Restate the records that follow word for word; no pictures should appear.

Dataset rows:
------
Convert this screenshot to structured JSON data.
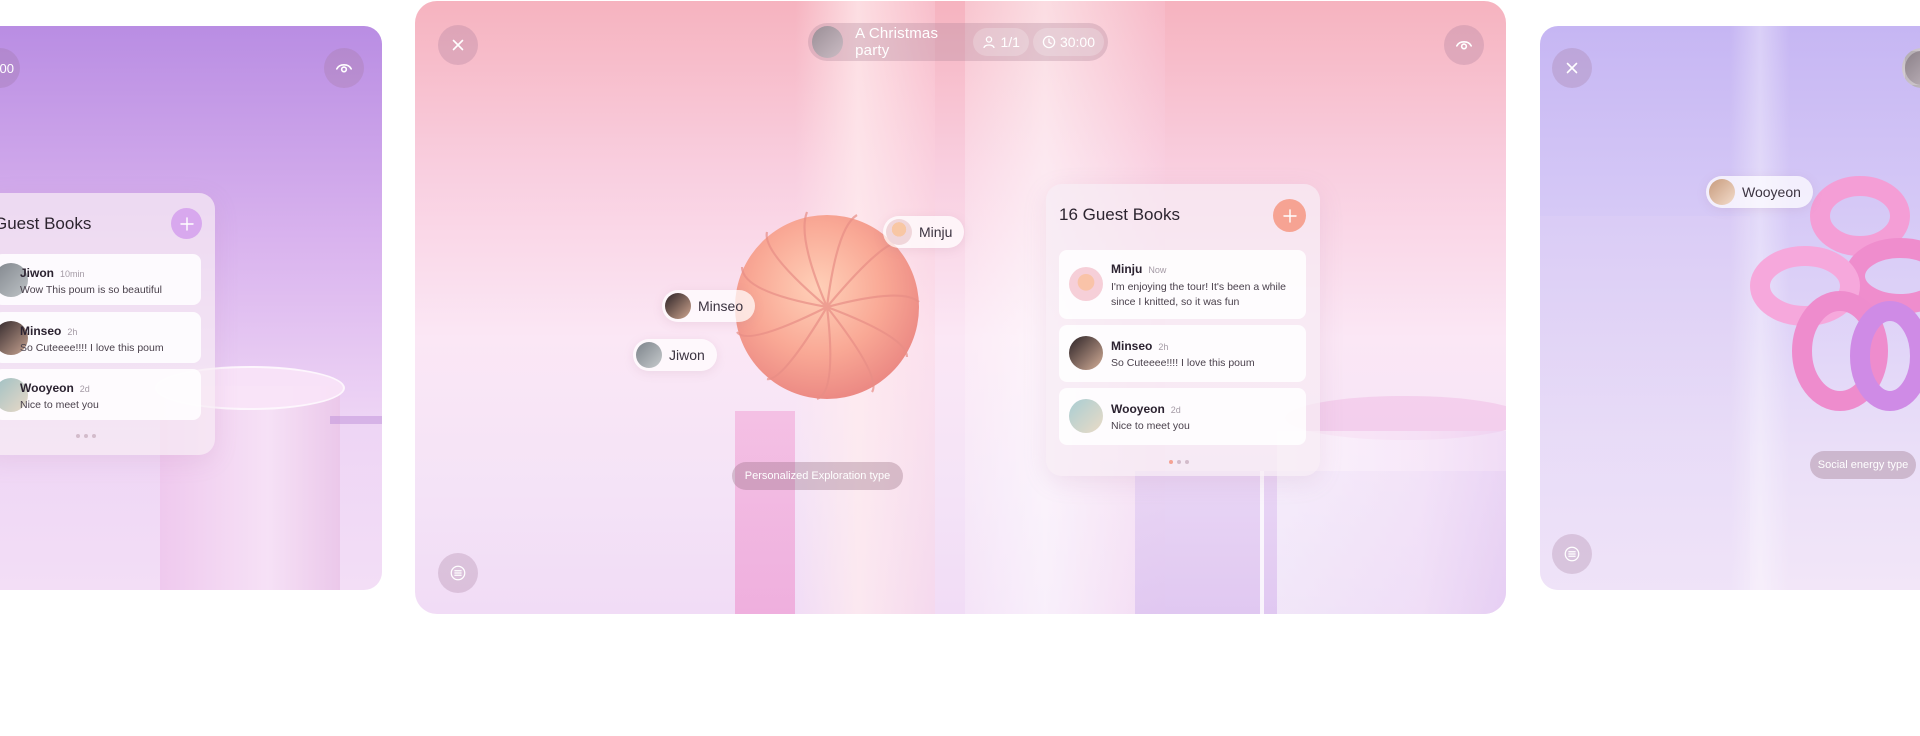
{
  "left_panel": {
    "timer_fragment": "00",
    "guest_books": {
      "title": "Guest Books",
      "comments": [
        {
          "name": "Jiwon",
          "time": "10min",
          "text": "Wow This poum is so beautiful"
        },
        {
          "name": "Minseo",
          "time": "2h",
          "text": "So Cuteeee!!!! I love this poum"
        },
        {
          "name": "Wooyeon",
          "time": "2d",
          "text": "Nice to meet you"
        }
      ]
    }
  },
  "center_panel": {
    "header": {
      "title": "A Christmas party",
      "participants": "1/1",
      "timer": "30:00"
    },
    "name_tags": [
      "Minju",
      "Minseo",
      "Jiwon"
    ],
    "type_label": "Personalized Exploration type",
    "guest_books": {
      "title": "16 Guest Books",
      "comments": [
        {
          "name": "Minju",
          "time": "Now",
          "text_line1": "I'm enjoying the tour! It's been a while",
          "text_line2": "since I knitted, so it was fun"
        },
        {
          "name": "Minseo",
          "time": "2h",
          "text_line1": "So Cuteeee!!!! I love this poum",
          "text_line2": ""
        },
        {
          "name": "Wooyeon",
          "time": "2d",
          "text_line1": "Nice to meet you",
          "text_line2": ""
        }
      ]
    }
  },
  "right_panel": {
    "name_tag": "Wooyeon",
    "type_label": "Social energy type"
  },
  "icons": {
    "close": "close-icon",
    "view": "eye-icon",
    "menu": "menu-icon",
    "add": "plus-icon",
    "participants": "user-icon",
    "timer": "clock-icon"
  },
  "colors": {
    "accent_add": "#f6a393",
    "left_add": "#d6a5ec",
    "white": "#ffffff"
  }
}
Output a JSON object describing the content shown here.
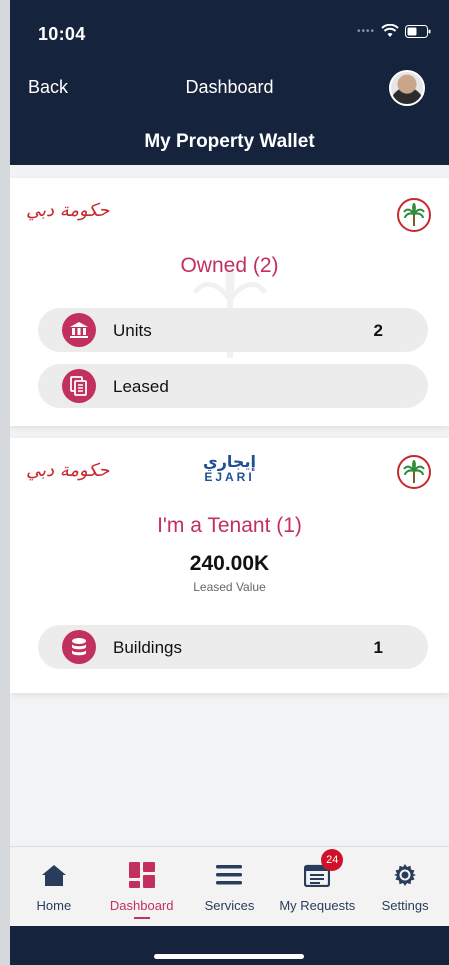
{
  "status_bar": {
    "time": "10:04"
  },
  "header": {
    "back_label": "Back",
    "title": "Dashboard",
    "page_title": "My Property Wallet"
  },
  "owned_card": {
    "heading": "Owned  (2)",
    "rows": [
      {
        "label": "Units",
        "count": "2",
        "icon": "building-icon"
      },
      {
        "label": "Leased",
        "count": "",
        "icon": "documents-icon"
      }
    ]
  },
  "tenant_card": {
    "heading": "I'm a Tenant  (1)",
    "ejari_arabic": "إيجاري",
    "ejari_english": "EJARI",
    "leased_value": "240.00K",
    "leased_label": "Leased Value",
    "rows": [
      {
        "label": "Buildings",
        "count": "1",
        "icon": "database-icon"
      }
    ]
  },
  "logos": {
    "government": "حكومة دبي"
  },
  "tabs": [
    {
      "label": "Home",
      "icon": "home-icon",
      "active": false
    },
    {
      "label": "Dashboard",
      "icon": "dashboard-icon",
      "active": true
    },
    {
      "label": "Services",
      "icon": "menu-icon",
      "active": false
    },
    {
      "label": "My Requests",
      "icon": "requests-icon",
      "active": false,
      "badge": "24"
    },
    {
      "label": "Settings",
      "icon": "gear-icon",
      "active": false
    }
  ],
  "colors": {
    "header": "#15233d",
    "accent": "#c2305d",
    "badge": "#d0112b",
    "tab_inactive": "#2a3c5c"
  }
}
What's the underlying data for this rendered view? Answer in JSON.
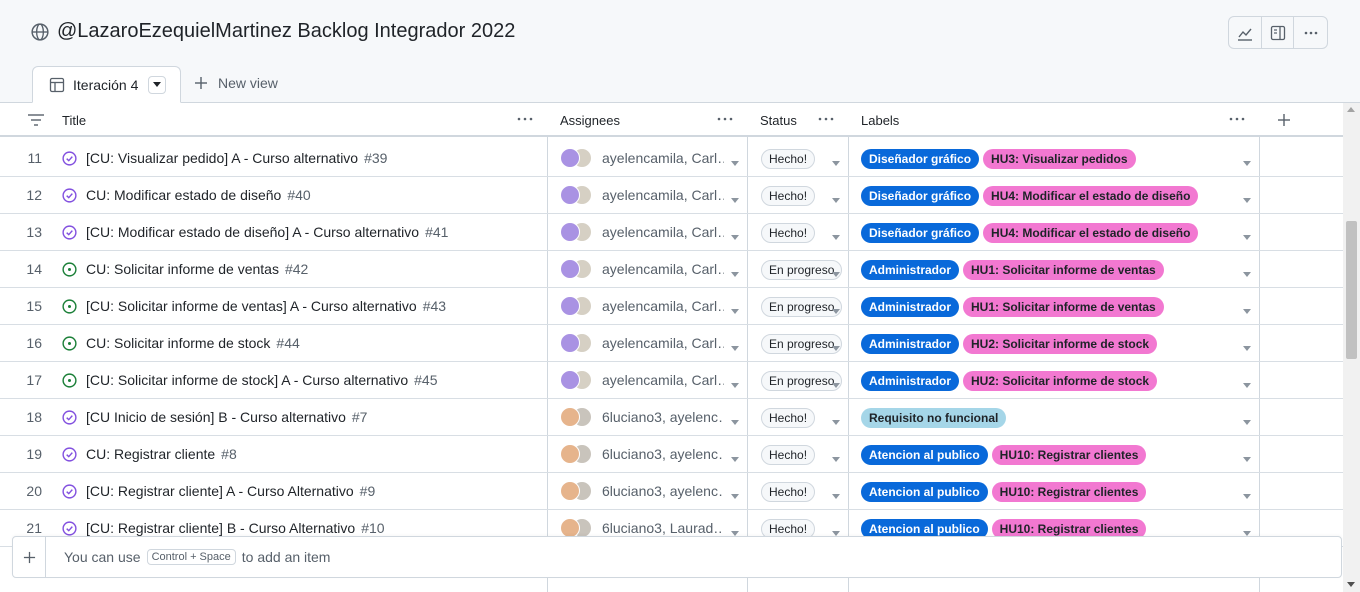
------
Exercise result
Convert this screenshot to structured JSON data.
{
  "left_panel": {
    "timer_fragment": "00",
    "guest_books": {
      "title": "Guest Books",
      "comments": [
        {
          "name": "Jiwon",
          "time": "10min",
          "text": "Wow This poum is so beautiful"
        },
        {
          "name": "Minseo",
          "time": "2h",
          "text": "So Cuteeee!!!! I love this poum"
        },
        {
          "name": "Wooyeon",
          "time": "2d",
          "text": "Nice to meet you"
        }
      ]
    }
  },
  "center_panel": {
    "header": {
      "title": "A Christmas party",
      "participants": "1/1",
      "timer": "30:00"
    },
    "name_tags": [
      "Minju",
      "Minseo",
      "Jiwon"
    ],
    "type_label": "Personalized Exploration type",
    "guest_books": {
      "title": "16 Guest Books",
      "comments": [
        {
          "name": "Minju",
          "time": "Now",
          "text_line1": "I'm enjoying the tour! It's been a while",
          "text_line2": "since I knitted, so it was fun"
        },
        {
          "name": "Minseo",
          "time": "2h",
          "text_line1": "So Cuteeee!!!! I love this poum",
          "text_line2": ""
        },
        {
          "name": "Wooyeon",
          "time": "2d",
          "text_line1": "Nice to meet you",
          "text_line2": ""
        }
      ]
    }
  },
  "right_panel": {
    "name_tag": "Wooyeon",
    "type_label": "Social energy type"
  },
  "icons": {
    "close": "close-icon",
    "view": "eye-icon",
    "menu": "menu-icon",
    "add": "plus-icon",
    "participants": "user-icon",
    "timer": "clock-icon"
  },
  "colors": {
    "accent_add": "#f6a393",
    "left_add": "#d6a5ec",
    "white": "#ffffff"
  }
}
Output a JSON object describing the content shown here.
{
  "status_bar": {
    "time": "10:04"
  },
  "header": {
    "back_label": "Back",
    "title": "Dashboard",
    "page_title": "My Property Wallet"
  },
  "owned_card": {
    "heading": "Owned  (2)",
    "rows": [
      {
        "label": "Units",
        "count": "2",
        "icon": "building-icon"
      },
      {
        "label": "Leased",
        "count": "",
        "icon": "documents-icon"
      }
    ]
  },
  "tenant_card": {
    "heading": "I'm a Tenant  (1)",
    "ejari_arabic": "إيجاري",
    "ejari_english": "EJARI",
    "leased_value": "240.00K",
    "leased_label": "Leased Value",
    "rows": [
      {
        "label": "Buildings",
        "count": "1",
        "icon": "database-icon"
      }
    ]
  },
  "logos": {
    "government": "حكومة دبي"
  },
  "tabs": [
    {
      "label": "Home",
      "icon": "home-icon",
      "active": false
    },
    {
      "label": "Dashboard",
      "icon": "dashboard-icon",
      "active": true
    },
    {
      "label": "Services",
      "icon": "menu-icon",
      "active": false
    },
    {
      "label": "My Requests",
      "icon": "requests-icon",
      "active": false,
      "badge": "24"
    },
    {
      "label": "Settings",
      "icon": "gear-icon",
      "active": false
    }
  ],
  "colors": {
    "header": "#15233d",
    "accent": "#c2305d",
    "badge": "#d0112b",
    "tab_inactive": "#2a3c5c"
  }
}
What's the underlying data for this rendered view? Answer in JSON.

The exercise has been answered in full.